→ **Records from a collection**:

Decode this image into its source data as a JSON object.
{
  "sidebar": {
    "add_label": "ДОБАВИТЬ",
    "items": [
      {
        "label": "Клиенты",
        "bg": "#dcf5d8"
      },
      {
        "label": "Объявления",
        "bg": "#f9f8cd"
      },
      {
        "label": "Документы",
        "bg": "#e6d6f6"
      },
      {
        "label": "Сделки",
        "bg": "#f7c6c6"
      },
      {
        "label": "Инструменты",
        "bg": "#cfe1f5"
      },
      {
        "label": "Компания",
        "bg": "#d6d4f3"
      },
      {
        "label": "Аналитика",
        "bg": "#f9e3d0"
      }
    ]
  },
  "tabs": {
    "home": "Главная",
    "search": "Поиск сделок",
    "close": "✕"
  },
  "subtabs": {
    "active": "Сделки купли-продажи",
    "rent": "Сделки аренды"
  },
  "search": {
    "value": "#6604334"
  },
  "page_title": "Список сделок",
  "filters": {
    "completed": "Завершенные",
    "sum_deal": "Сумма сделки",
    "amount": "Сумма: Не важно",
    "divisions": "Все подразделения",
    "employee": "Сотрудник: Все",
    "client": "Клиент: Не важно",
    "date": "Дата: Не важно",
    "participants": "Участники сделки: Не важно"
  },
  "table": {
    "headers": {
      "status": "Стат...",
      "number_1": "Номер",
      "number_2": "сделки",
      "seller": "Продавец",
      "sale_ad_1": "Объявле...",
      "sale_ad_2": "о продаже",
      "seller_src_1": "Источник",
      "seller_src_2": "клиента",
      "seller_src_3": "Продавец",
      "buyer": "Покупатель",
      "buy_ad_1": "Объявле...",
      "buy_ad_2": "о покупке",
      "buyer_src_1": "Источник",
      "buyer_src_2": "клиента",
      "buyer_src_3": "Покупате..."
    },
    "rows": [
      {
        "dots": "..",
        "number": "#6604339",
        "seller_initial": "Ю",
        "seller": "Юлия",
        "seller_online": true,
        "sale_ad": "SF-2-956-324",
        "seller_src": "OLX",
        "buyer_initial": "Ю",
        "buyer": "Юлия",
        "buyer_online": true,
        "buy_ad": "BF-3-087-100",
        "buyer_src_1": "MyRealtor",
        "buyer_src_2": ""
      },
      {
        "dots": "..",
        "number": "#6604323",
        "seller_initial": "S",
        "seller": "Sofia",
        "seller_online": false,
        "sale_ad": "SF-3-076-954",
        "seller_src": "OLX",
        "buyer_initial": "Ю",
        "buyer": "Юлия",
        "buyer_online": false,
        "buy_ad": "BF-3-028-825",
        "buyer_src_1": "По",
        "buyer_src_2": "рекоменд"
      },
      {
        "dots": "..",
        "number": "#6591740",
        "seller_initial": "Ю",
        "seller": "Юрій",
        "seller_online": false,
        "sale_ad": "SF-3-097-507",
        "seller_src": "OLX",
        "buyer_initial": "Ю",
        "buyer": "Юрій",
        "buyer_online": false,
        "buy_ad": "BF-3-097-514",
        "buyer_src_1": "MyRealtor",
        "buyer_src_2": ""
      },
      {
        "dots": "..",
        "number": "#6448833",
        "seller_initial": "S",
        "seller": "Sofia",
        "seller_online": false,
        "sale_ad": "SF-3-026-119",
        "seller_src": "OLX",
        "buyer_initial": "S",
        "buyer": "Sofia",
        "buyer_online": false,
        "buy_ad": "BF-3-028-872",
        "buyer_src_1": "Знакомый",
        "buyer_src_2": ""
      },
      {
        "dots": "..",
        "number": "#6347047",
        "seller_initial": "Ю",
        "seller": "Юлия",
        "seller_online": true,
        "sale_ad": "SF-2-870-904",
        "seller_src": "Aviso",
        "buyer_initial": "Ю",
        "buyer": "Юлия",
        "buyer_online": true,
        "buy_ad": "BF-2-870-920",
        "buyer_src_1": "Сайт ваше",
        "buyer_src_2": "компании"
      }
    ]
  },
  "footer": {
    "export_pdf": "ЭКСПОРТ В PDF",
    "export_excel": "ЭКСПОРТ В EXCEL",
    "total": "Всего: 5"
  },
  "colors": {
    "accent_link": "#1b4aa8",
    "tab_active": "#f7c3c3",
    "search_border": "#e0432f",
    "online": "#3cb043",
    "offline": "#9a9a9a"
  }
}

→ **Exercise goal**: Repeat the data precisely, line by line.

→ **The completed task**:
Decode this image into its source data as a JSON object.
{
  "sidebar": {
    "add_label": "ДОБАВИТЬ",
    "items": [
      {
        "label": "Клиенты",
        "bg": "#dcf5d8"
      },
      {
        "label": "Объявления",
        "bg": "#f9f8cd"
      },
      {
        "label": "Документы",
        "bg": "#e6d6f6"
      },
      {
        "label": "Сделки",
        "bg": "#f7c6c6"
      },
      {
        "label": "Инструменты",
        "bg": "#cfe1f5"
      },
      {
        "label": "Компания",
        "bg": "#d6d4f3"
      },
      {
        "label": "Аналитика",
        "bg": "#f9e3d0"
      }
    ]
  },
  "tabs": {
    "home": "Главная",
    "search": "Поиск сделок",
    "close": "✕"
  },
  "subtabs": {
    "active": "Сделки купли-продажи",
    "rent": "Сделки аренды"
  },
  "search": {
    "value": "#6604334"
  },
  "page_title": "Список сделок",
  "filters": {
    "completed": "Завершенные",
    "sum_deal": "Сумма сделки",
    "amount": "Сумма: Не важно",
    "divisions": "Все подразделения",
    "employee": "Сотрудник: Все",
    "client": "Клиент: Не важно",
    "date": "Дата: Не важно",
    "participants": "Участники сделки: Не важно"
  },
  "table": {
    "headers": {
      "status": "Стат...",
      "number_1": "Номер",
      "number_2": "сделки",
      "seller": "Продавец",
      "sale_ad_1": "Объявле...",
      "sale_ad_2": "о продаже",
      "seller_src_1": "Источник",
      "seller_src_2": "клиента",
      "seller_src_3": "Продавец",
      "buyer": "Покупатель",
      "buy_ad_1": "Объявле...",
      "buy_ad_2": "о покупке",
      "buyer_src_1": "Источник",
      "buyer_src_2": "клиента",
      "buyer_src_3": "Покупате..."
    },
    "rows": [
      {
        "dots": "..",
        "number": "#6604339",
        "seller_initial": "Ю",
        "seller": "Юлия",
        "seller_online": true,
        "sale_ad": "SF-2-956-324",
        "seller_src": "OLX",
        "buyer_initial": "Ю",
        "buyer": "Юлия",
        "buyer_online": true,
        "buy_ad": "BF-3-087-100",
        "buyer_src_1": "MyRealtor",
        "buyer_src_2": ""
      },
      {
        "dots": "..",
        "number": "#6604323",
        "seller_initial": "S",
        "seller": "Sofia",
        "seller_online": false,
        "sale_ad": "SF-3-076-954",
        "seller_src": "OLX",
        "buyer_initial": "Ю",
        "buyer": "Юлия",
        "buyer_online": false,
        "buy_ad": "BF-3-028-825",
        "buyer_src_1": "По",
        "buyer_src_2": "рекоменд"
      },
      {
        "dots": "..",
        "number": "#6591740",
        "seller_initial": "Ю",
        "seller": "Юрій",
        "seller_online": false,
        "sale_ad": "SF-3-097-507",
        "seller_src": "OLX",
        "buyer_initial": "Ю",
        "buyer": "Юрій",
        "buyer_online": false,
        "buy_ad": "BF-3-097-514",
        "buyer_src_1": "MyRealtor",
        "buyer_src_2": ""
      },
      {
        "dots": "..",
        "number": "#6448833",
        "seller_initial": "S",
        "seller": "Sofia",
        "seller_online": false,
        "sale_ad": "SF-3-026-119",
        "seller_src": "OLX",
        "buyer_initial": "S",
        "buyer": "Sofia",
        "buyer_online": false,
        "buy_ad": "BF-3-028-872",
        "buyer_src_1": "Знакомый",
        "buyer_src_2": ""
      },
      {
        "dots": "..",
        "number": "#6347047",
        "seller_initial": "Ю",
        "seller": "Юлия",
        "seller_online": true,
        "sale_ad": "SF-2-870-904",
        "seller_src": "Aviso",
        "buyer_initial": "Ю",
        "buyer": "Юлия",
        "buyer_online": true,
        "buy_ad": "BF-2-870-920",
        "buyer_src_1": "Сайт ваше",
        "buyer_src_2": "компании"
      }
    ]
  },
  "footer": {
    "export_pdf": "ЭКСПОРТ В PDF",
    "export_excel": "ЭКСПОРТ В EXCEL",
    "total": "Всего: 5"
  },
  "colors": {
    "accent_link": "#1b4aa8",
    "tab_active": "#f7c3c3",
    "search_border": "#e0432f",
    "online": "#3cb043",
    "offline": "#9a9a9a"
  }
}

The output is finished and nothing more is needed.